----- STORED ROWS -----
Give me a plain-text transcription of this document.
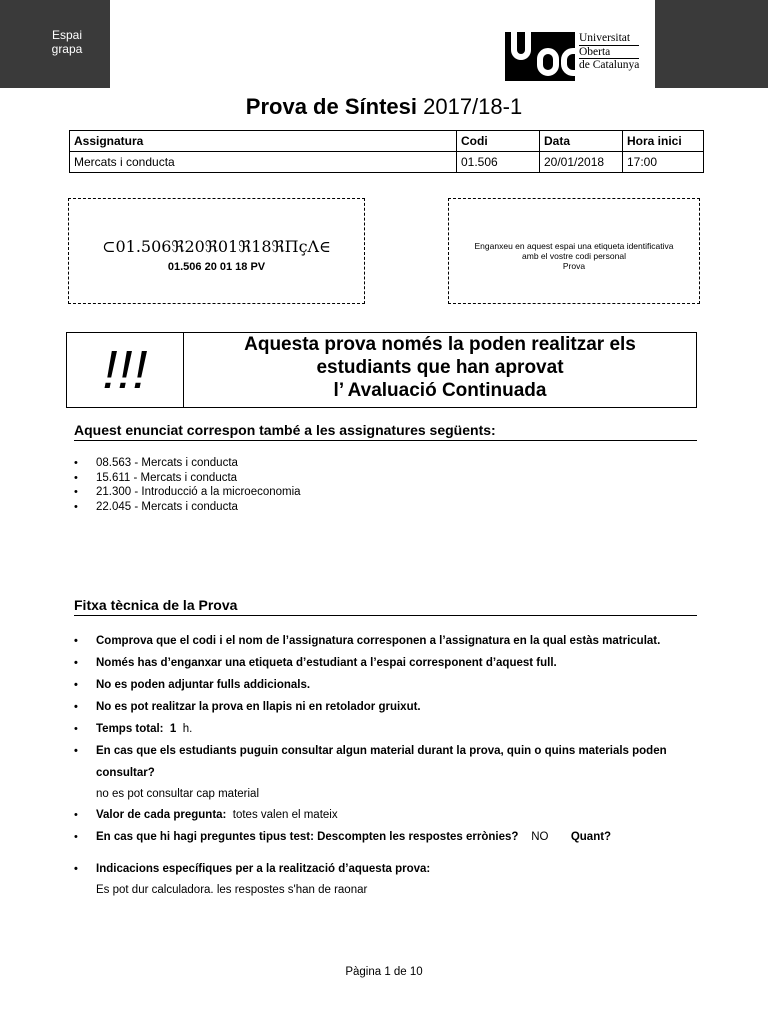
Espai
grapa
Universitat
Oberta
de Catalunya
Prova de Síntesi 2017/18-1
Assignatura	Codi	Data	Hora inici
Mercats i conducta	01.506	20/01/2018	17:00
⊂01.506ℜ20ℜ01ℜ18ℜΠçΛ∈
01.506 20 01 18 PV
Enganxeu en aquest espai una etiqueta identificativa
amb el vostre codi personal
Prova
!!!	Aquesta prova només la poden realitzar els
estudiants que han aprovat
l’ Avaluació Continuada
Aquest enunciat correspon també a les assignatures següents:
• 08.563 - Mercats i conducta
• 15.611 - Mercats i conducta
• 21.300 - Introducció a la microeconomia
• 22.045 - Mercats i conducta
Fitxa tècnica de la Prova
• Comprova que el codi i el nom de l’assignatura corresponen a l’assignatura en la qual estàs matriculat.
• Només has d’enganxar una etiqueta d’estudiant a l’espai corresponent d’aquest full.
• No es poden adjuntar fulls addicionals.
• No es pot realitzar la prova en llapis ni en retolador gruixut.
• Temps total: 1 h.
• En cas que els estudiants puguin consultar algun material durant la prova, quin o quins materials poden consultar?
no es pot consultar cap material
• Valor de cada pregunta: totes valen el mateix
• En cas que hi hagi preguntes tipus test: Descompten les respostes errònies? NO Quant?
• Indicacions específiques per a la realització d’aquesta prova:
Es pot dur calculadora. les respostes s'han de raonar
Pàgina 1 de 10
-----
STATED PROBLEM — Your copy of the data should match it exactly, except that pictures are left out.

TASK ANSWER —
Give me a plain-text transcription of this document.
Espai
grapa
Universitat
Oberta
de Catalunya
Prova de Síntesi 2017/18-1
Assignatura	Codi	Data	Hora inici
Mercats i conducta	01.506	20/01/2018	17:00
⊂01.506ℜ20ℜ01ℜ18ℜΠçΛ∈
01.506 20 01 18 PV
Enganxeu en aquest espai una etiqueta identificativa
amb el vostre codi personal
Prova
!!!	Aquesta prova només la poden realitzar els
estudiants que han aprovat
l’ Avaluació Continuada
Aquest enunciat correspon també a les assignatures següents:
• 08.563 - Mercats i conducta
• 15.611 - Mercats i conducta
• 21.300 - Introducció a la microeconomia
• 22.045 - Mercats i conducta
Fitxa tècnica de la Prova
• Comprova que el codi i el nom de l’assignatura corresponen a l’assignatura en la qual estàs matriculat.
• Només has d’enganxar una etiqueta d’estudiant a l’espai corresponent d’aquest full.
• No es poden adjuntar fulls addicionals.
• No es pot realitzar la prova en llapis ni en retolador gruixut.
• Temps total: 1 h.
• En cas que els estudiants puguin consultar algun material durant la prova, quin o quins materials poden consultar?
no es pot consultar cap material
• Valor de cada pregunta: totes valen el mateix
• En cas que hi hagi preguntes tipus test: Descompten les respostes errònies? NO Quant?
• Indicacions específiques per a la realització d’aquesta prova:
Es pot dur calculadora. les respostes s'han de raonar
Pàgina 1 de 10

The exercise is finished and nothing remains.